▼

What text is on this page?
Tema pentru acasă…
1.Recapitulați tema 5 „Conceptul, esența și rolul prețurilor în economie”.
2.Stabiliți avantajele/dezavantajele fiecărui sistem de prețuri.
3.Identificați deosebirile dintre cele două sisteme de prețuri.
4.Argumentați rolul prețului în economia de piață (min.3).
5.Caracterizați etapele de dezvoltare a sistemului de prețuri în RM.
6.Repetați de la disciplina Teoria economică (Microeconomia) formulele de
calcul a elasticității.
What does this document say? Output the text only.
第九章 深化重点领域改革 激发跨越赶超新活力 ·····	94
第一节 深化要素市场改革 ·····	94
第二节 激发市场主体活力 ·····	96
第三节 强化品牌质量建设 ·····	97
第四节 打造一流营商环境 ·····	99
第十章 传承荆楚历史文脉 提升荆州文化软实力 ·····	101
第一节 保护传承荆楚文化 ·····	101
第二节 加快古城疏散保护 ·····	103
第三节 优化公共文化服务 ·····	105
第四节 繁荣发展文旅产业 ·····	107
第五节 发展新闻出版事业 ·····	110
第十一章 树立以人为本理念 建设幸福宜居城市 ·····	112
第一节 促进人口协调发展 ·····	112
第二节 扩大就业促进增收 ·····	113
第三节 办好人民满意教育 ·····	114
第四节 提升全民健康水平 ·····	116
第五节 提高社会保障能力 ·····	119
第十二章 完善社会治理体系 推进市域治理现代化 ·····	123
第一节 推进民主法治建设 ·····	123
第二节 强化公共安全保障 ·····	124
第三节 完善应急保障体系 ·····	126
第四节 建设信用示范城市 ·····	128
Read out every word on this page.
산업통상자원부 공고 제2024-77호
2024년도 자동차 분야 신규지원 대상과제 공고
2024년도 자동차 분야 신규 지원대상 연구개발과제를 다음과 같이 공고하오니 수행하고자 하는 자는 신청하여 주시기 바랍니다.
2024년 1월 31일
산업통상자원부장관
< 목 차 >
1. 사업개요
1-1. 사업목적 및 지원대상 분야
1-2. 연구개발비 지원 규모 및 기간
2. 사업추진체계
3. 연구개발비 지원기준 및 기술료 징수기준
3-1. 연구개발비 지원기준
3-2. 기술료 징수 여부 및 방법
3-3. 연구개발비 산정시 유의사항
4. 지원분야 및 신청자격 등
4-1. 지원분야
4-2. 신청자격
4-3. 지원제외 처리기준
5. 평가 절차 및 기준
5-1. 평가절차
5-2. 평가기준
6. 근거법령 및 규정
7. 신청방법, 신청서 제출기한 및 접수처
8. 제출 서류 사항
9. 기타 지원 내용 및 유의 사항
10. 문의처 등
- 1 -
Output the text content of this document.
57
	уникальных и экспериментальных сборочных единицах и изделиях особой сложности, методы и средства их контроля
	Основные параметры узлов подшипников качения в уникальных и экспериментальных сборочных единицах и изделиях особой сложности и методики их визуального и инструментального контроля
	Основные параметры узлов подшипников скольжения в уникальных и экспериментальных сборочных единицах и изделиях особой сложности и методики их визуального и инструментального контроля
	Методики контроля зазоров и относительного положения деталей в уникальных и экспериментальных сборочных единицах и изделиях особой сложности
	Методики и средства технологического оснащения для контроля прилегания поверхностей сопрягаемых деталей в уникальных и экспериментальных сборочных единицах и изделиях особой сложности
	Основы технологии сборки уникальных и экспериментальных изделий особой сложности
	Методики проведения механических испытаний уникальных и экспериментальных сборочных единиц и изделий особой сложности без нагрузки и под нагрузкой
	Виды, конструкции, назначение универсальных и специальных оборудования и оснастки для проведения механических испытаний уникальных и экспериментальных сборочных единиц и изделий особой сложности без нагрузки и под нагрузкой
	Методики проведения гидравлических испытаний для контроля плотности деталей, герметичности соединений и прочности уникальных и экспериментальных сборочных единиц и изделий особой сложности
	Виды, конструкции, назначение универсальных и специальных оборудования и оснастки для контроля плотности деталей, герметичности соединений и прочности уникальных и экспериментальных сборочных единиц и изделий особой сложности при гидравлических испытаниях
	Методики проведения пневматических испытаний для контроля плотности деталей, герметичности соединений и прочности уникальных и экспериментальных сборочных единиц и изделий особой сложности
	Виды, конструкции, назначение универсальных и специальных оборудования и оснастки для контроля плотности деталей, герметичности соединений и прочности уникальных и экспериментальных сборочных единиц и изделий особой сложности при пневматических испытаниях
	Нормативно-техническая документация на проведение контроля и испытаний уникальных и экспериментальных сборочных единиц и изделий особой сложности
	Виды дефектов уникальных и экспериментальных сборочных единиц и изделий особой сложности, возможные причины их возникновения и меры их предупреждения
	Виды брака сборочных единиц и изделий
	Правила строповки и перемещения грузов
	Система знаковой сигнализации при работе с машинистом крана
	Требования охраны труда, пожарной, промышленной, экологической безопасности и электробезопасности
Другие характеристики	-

▲

GIVEN INSTRUCTION |
Give the number of lines containing the word "this". No other answer is needed.

EXERCISE SOLUTION |
4